Description of the task:
Give back only the lines from the one with "Transcribe this image's" through the last line of the data, exactly as they appear.

··· Task input

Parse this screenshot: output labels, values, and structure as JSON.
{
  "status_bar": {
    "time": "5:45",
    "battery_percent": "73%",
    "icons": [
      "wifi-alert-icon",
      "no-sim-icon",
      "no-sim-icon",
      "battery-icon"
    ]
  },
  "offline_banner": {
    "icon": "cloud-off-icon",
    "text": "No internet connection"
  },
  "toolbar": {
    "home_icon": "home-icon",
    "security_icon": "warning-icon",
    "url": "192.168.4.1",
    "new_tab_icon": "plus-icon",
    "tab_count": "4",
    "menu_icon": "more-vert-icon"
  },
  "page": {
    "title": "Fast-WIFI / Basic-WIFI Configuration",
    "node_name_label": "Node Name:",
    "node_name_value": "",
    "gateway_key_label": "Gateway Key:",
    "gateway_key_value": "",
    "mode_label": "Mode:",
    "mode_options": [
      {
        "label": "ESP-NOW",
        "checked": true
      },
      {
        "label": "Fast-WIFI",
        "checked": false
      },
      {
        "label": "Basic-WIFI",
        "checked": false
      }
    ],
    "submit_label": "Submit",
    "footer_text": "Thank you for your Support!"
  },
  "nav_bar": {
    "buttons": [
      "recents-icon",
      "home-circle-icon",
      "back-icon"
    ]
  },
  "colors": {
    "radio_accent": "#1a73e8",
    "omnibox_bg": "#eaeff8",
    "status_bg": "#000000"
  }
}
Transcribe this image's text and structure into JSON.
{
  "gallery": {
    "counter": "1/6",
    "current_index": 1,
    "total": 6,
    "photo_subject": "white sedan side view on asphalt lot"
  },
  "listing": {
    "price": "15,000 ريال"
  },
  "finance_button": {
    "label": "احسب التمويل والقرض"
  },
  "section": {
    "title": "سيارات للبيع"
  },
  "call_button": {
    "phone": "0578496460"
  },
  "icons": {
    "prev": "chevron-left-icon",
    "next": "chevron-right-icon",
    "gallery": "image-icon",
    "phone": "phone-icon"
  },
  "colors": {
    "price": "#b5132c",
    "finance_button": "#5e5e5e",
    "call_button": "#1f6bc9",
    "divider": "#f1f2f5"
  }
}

······

Exercise response:
Transcribe this image's text and structure into JSON.
{
  "gallery": {
    "counter": "1/6",
    "current_index": 1,
    "total": 6,
    "photo_subject": "white sedan side view on asphalt lot"
  },
  "listing": {
    "price": "15,000 ريال"
  },
  "finance_button": {
    "label": "احسب التمويل والقرض"
  },
  "section": {
    "title": "سيارات للبيع"
  },
  "call_button": {
    "phone": "0578496460"
  },
  "icons": {
    "prev": "chevron-left-icon",
    "next": "chevron-right-icon",
    "gallery": "image-icon",
    "phone": "phone-icon"
  },
  "colors": {
    "price": "#b5132c",
    "finance_button": "#5e5e5e",
    "call_button": "#1f6bc9",
    "divider": "#f1f2f5"
  }
}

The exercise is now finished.